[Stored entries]
>> Begin

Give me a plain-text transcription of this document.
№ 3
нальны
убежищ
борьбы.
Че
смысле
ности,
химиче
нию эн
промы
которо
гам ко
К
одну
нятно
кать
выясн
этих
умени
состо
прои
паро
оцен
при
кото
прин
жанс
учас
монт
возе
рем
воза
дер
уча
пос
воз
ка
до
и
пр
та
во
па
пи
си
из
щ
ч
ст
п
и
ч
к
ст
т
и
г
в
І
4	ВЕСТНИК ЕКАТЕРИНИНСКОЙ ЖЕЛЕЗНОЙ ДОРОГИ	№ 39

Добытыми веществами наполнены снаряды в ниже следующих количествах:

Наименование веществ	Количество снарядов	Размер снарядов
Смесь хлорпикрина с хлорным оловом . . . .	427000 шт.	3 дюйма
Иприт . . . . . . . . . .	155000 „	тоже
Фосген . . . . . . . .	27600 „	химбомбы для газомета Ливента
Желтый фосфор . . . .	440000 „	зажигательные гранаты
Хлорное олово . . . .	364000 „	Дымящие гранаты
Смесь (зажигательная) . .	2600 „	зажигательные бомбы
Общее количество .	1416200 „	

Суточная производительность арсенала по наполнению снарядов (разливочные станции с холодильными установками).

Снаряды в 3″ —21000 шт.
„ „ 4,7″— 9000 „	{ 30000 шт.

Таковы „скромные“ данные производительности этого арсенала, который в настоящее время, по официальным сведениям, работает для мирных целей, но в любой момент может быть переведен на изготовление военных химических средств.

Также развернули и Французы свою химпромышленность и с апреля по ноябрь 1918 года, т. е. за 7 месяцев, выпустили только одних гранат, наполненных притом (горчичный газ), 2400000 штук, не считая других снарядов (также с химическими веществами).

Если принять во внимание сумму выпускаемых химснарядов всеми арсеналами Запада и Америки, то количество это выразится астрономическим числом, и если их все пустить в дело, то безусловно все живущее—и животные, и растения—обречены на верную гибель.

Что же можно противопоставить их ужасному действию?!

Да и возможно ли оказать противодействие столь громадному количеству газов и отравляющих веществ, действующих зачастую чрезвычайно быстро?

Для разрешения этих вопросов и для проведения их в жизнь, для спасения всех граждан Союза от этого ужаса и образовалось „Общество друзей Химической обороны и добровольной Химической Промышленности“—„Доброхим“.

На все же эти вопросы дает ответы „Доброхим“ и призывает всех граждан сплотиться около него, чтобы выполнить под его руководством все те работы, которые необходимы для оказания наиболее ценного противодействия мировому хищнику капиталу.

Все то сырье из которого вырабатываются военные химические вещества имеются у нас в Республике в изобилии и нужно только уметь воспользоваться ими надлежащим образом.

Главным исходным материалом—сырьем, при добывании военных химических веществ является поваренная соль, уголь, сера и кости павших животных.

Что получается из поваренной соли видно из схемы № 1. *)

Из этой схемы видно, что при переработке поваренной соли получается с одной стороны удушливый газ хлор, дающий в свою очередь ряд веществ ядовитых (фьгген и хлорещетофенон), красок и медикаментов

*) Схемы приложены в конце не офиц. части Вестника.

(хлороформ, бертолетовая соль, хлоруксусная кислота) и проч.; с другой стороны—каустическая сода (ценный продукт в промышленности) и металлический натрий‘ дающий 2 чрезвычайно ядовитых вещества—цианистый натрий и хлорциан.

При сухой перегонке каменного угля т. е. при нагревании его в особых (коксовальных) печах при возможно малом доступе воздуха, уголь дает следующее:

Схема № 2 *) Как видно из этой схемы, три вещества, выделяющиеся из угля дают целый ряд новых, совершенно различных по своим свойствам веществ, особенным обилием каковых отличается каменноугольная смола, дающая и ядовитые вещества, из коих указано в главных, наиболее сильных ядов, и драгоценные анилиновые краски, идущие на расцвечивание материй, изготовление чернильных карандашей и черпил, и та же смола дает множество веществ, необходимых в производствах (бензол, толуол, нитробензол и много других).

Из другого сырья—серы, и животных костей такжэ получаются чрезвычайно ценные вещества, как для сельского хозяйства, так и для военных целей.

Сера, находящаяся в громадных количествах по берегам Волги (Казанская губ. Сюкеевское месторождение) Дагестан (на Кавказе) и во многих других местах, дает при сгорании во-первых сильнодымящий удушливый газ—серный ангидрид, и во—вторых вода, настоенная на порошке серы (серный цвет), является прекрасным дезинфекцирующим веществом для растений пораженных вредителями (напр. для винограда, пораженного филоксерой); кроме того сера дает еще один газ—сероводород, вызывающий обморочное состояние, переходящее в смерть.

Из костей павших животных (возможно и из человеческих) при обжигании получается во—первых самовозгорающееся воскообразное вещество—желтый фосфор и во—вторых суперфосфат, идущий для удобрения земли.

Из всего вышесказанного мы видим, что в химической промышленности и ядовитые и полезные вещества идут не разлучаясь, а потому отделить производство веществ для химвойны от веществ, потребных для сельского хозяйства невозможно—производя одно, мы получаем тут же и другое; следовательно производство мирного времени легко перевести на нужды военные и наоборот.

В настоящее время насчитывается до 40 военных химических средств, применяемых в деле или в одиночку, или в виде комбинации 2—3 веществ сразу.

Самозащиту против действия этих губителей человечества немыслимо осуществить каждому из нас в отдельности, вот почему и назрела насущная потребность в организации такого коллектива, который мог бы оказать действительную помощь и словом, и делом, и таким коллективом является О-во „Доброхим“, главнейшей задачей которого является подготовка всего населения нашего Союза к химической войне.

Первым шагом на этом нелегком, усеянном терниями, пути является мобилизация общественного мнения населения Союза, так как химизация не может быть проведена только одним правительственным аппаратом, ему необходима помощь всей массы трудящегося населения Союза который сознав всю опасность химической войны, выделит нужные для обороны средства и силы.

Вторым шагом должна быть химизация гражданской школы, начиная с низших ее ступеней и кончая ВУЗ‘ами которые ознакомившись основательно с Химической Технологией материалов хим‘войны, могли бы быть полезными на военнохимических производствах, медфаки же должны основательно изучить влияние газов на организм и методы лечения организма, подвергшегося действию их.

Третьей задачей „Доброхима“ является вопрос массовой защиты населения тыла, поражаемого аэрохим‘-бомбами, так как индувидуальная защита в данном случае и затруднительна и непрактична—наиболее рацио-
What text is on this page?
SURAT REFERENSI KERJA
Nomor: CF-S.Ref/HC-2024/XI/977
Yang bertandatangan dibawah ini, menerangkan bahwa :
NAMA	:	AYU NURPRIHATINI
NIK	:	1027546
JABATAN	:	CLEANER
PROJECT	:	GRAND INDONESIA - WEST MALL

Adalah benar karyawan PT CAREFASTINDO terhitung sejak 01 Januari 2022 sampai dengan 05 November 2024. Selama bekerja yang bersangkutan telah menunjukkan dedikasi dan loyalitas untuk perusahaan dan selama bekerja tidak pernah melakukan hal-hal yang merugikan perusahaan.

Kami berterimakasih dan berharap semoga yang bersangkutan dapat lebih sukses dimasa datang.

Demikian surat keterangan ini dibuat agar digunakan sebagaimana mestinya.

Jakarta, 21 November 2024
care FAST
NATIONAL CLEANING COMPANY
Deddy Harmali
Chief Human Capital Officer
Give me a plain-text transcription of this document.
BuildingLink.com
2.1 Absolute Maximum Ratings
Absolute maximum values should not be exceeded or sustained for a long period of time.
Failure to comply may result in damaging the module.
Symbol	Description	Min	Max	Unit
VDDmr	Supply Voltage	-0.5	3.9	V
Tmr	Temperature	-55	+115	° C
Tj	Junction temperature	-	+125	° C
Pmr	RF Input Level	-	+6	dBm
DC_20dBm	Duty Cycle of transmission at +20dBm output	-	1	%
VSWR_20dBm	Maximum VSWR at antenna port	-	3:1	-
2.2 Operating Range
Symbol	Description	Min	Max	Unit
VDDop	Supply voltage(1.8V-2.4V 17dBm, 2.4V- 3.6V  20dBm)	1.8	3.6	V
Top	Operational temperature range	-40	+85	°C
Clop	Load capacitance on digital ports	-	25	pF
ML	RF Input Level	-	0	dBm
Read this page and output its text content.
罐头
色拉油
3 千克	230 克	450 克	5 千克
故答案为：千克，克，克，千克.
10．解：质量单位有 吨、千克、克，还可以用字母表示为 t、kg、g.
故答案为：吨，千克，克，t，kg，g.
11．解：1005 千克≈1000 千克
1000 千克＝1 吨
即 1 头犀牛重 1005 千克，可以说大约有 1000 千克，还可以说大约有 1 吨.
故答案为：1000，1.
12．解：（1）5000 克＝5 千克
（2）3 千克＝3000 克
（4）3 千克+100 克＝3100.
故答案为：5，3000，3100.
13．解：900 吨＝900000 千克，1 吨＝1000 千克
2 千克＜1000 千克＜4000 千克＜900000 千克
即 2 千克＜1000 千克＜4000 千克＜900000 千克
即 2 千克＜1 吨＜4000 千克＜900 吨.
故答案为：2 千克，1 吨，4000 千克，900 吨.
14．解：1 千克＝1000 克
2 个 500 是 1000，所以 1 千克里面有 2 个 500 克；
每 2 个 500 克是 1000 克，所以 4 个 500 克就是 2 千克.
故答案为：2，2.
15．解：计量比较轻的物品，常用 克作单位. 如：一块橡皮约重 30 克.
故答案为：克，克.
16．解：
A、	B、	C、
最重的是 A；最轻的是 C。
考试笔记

>> End

## REQUIREMENT
Pick out the lines containing the string "фосфор".

## RESULT BELOW
Желтый фосфор . . . .	440000 „	зажигательные гранаты
Из костей павших животных (возможно и из человеческих) при обжигании получается во—первых самовозгорающееся воскообразное вещество—желтый фосфор и во—вторых суперфосфат, идущий для удобрения земли.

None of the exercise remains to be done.